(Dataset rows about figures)
════════
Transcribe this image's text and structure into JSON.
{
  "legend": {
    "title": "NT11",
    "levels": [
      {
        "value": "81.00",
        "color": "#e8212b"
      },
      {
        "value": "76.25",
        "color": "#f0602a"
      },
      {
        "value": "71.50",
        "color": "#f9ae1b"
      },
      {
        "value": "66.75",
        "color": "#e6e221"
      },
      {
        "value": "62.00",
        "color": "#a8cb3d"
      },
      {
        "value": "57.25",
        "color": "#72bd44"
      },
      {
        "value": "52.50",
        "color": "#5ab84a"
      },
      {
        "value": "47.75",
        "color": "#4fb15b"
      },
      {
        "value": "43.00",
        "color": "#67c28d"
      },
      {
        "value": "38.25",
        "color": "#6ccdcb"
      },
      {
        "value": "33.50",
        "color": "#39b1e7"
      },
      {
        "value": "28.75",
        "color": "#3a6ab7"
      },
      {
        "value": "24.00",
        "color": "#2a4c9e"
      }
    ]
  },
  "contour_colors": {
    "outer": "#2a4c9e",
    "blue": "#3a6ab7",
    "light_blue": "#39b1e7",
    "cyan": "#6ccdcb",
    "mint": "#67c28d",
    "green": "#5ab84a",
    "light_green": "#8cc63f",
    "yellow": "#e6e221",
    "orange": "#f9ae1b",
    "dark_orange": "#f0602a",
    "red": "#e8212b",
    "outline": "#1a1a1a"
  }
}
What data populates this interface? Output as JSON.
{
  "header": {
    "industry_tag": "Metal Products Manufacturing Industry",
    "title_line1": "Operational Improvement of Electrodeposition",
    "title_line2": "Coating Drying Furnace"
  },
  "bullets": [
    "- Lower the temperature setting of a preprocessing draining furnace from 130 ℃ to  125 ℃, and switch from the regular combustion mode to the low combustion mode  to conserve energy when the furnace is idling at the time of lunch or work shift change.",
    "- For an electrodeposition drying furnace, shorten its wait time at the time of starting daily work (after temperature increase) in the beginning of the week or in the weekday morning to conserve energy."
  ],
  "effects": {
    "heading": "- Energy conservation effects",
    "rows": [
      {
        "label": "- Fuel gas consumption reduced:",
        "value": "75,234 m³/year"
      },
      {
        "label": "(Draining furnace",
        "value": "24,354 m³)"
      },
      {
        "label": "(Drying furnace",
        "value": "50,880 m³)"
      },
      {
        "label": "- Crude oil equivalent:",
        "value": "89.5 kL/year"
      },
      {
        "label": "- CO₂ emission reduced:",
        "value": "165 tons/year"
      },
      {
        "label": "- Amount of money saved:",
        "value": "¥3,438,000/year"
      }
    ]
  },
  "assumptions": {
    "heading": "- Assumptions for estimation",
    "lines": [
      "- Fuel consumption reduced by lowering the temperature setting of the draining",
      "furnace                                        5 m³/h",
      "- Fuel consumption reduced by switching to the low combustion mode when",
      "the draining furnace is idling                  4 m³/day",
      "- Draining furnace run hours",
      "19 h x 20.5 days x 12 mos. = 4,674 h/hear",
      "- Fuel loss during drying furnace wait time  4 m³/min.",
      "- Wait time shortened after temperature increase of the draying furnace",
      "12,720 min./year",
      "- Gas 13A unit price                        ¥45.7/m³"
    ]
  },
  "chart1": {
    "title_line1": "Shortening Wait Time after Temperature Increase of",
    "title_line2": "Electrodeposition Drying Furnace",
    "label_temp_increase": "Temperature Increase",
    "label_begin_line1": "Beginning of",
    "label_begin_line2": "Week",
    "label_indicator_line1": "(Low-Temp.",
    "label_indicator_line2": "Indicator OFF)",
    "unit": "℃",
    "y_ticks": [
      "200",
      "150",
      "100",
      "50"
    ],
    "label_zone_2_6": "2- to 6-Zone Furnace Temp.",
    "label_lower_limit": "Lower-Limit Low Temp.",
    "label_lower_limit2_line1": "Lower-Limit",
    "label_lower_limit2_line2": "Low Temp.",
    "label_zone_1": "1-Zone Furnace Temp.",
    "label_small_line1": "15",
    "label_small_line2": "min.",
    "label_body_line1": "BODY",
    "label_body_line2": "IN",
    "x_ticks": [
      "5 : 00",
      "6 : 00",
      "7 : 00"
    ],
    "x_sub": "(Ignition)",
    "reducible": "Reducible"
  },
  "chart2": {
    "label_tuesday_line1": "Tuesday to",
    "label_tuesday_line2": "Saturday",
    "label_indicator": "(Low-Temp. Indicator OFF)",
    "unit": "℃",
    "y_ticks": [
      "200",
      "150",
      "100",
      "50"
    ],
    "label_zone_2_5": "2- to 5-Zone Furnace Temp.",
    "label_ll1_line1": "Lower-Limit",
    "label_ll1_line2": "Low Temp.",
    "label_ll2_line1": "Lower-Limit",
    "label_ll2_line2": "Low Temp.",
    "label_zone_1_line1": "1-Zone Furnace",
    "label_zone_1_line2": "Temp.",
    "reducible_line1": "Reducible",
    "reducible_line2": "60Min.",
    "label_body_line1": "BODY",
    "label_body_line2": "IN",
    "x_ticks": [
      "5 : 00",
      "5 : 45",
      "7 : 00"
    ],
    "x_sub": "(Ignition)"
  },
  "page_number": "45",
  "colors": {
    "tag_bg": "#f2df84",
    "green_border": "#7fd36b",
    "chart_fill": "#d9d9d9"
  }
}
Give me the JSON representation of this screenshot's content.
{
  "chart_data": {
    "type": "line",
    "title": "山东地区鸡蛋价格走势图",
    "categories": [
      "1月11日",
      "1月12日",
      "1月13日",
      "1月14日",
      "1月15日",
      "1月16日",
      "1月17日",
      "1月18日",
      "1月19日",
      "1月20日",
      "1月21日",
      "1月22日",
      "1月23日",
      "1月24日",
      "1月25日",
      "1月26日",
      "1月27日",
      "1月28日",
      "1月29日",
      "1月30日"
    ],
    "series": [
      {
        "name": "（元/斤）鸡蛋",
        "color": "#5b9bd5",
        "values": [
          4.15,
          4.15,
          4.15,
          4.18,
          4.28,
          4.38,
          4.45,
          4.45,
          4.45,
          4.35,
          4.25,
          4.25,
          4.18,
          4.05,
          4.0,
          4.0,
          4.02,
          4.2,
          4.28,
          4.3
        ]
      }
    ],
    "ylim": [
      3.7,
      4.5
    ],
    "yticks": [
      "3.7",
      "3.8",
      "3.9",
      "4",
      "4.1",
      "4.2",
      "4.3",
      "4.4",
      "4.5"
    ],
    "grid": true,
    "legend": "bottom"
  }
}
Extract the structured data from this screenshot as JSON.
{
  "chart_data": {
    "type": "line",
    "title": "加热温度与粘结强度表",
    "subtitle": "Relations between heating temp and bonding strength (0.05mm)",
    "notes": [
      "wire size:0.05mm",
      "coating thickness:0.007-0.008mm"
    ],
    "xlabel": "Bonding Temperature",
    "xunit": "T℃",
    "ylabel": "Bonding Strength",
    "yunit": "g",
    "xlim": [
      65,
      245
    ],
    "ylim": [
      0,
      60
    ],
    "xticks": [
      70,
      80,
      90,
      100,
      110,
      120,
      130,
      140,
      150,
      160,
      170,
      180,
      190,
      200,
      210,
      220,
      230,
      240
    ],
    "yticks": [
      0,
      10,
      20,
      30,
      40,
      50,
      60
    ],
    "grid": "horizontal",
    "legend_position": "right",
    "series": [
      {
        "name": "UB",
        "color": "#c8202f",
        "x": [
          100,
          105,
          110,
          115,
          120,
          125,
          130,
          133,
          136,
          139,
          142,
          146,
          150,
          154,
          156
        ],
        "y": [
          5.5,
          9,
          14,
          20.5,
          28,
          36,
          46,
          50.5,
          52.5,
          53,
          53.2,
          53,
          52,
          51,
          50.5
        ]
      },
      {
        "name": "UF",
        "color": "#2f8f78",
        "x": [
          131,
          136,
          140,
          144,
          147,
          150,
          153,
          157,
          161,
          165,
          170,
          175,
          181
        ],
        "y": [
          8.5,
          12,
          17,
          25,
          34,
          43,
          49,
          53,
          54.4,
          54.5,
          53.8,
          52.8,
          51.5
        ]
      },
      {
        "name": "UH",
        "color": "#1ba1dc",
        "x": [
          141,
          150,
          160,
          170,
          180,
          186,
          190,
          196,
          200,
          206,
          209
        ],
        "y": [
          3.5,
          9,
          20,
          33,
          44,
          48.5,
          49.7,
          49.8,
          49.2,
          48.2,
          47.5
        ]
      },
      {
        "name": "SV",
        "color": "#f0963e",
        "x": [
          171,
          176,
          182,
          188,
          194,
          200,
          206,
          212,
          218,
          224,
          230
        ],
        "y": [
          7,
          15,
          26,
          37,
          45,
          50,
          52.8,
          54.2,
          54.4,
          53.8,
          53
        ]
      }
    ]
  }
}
════════
● **AIM**: Tally how many lines of the material contain the word "reduced". The answer must be the number and nothing else.

● **RESULT**: 4